* START Dataset rows *
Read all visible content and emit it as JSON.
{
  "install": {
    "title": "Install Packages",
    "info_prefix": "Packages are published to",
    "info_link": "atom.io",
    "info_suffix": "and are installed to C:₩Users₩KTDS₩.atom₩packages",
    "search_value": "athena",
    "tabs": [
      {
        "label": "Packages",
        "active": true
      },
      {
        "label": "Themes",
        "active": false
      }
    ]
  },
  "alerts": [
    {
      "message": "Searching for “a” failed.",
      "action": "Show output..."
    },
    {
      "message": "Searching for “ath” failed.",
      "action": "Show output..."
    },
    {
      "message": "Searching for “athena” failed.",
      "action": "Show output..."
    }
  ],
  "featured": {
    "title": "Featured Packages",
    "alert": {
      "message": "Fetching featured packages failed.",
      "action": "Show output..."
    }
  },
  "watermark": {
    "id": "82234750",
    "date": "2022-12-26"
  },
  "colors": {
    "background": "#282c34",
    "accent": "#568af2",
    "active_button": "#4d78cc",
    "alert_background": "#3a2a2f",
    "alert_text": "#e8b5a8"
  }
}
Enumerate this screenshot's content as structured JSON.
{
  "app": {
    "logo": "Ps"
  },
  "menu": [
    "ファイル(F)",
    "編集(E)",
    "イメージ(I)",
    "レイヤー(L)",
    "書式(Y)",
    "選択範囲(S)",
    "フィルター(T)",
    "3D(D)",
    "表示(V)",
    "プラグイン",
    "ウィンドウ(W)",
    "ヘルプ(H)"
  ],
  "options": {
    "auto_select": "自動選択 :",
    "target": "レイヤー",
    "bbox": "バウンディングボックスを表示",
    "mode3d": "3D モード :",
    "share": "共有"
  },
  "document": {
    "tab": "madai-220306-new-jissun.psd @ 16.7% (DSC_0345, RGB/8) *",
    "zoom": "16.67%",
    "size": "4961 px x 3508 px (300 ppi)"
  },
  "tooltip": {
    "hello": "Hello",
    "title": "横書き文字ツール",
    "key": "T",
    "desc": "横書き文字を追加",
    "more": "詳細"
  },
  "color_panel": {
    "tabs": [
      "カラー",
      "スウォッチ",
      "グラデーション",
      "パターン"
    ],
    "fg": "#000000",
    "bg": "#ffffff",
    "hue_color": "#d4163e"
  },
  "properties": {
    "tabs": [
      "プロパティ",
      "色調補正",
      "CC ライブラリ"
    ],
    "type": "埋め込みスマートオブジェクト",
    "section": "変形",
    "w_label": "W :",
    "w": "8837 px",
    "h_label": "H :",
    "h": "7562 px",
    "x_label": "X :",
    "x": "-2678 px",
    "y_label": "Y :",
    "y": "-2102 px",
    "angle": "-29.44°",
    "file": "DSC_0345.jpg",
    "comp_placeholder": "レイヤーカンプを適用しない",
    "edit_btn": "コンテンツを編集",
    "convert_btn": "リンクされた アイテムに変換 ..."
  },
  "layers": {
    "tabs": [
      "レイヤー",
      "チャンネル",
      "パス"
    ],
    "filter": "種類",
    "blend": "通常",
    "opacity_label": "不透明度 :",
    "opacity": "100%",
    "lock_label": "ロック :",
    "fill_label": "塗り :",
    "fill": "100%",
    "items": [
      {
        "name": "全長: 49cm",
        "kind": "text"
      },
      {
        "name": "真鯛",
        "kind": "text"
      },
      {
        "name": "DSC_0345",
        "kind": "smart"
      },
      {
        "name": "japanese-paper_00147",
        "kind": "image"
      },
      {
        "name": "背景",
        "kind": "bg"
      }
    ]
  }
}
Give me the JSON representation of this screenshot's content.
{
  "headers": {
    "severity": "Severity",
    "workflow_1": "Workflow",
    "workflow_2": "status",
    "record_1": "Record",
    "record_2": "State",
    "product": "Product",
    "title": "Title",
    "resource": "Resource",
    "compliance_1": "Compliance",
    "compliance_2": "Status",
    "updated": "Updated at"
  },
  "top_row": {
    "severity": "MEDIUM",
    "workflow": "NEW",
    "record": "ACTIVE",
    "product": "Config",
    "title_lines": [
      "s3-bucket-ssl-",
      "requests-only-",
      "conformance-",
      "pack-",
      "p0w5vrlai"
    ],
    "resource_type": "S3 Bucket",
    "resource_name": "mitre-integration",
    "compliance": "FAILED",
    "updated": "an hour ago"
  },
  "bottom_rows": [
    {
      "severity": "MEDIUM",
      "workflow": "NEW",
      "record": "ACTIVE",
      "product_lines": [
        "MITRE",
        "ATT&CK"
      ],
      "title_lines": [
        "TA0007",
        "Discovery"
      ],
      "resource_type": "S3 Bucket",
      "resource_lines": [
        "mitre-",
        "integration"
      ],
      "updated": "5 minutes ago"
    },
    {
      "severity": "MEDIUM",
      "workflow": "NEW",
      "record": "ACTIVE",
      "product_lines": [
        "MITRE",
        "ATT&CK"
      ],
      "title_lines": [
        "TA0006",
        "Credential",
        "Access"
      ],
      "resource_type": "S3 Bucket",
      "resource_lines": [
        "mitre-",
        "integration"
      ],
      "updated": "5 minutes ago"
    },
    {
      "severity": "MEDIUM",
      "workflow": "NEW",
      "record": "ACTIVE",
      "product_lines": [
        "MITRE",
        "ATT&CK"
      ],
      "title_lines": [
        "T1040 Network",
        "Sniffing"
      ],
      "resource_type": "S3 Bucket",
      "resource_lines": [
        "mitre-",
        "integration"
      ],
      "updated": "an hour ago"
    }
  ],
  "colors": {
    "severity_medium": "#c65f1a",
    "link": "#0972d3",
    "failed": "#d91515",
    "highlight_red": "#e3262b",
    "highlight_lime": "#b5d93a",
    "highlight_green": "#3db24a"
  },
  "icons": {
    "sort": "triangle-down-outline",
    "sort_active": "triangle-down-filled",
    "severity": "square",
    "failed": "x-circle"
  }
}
* END Dataset rows *
● **Exercise objective**
Lines containing the string "hour" should be counted; reply with their number and nothing more.

● **Reply to the task**
2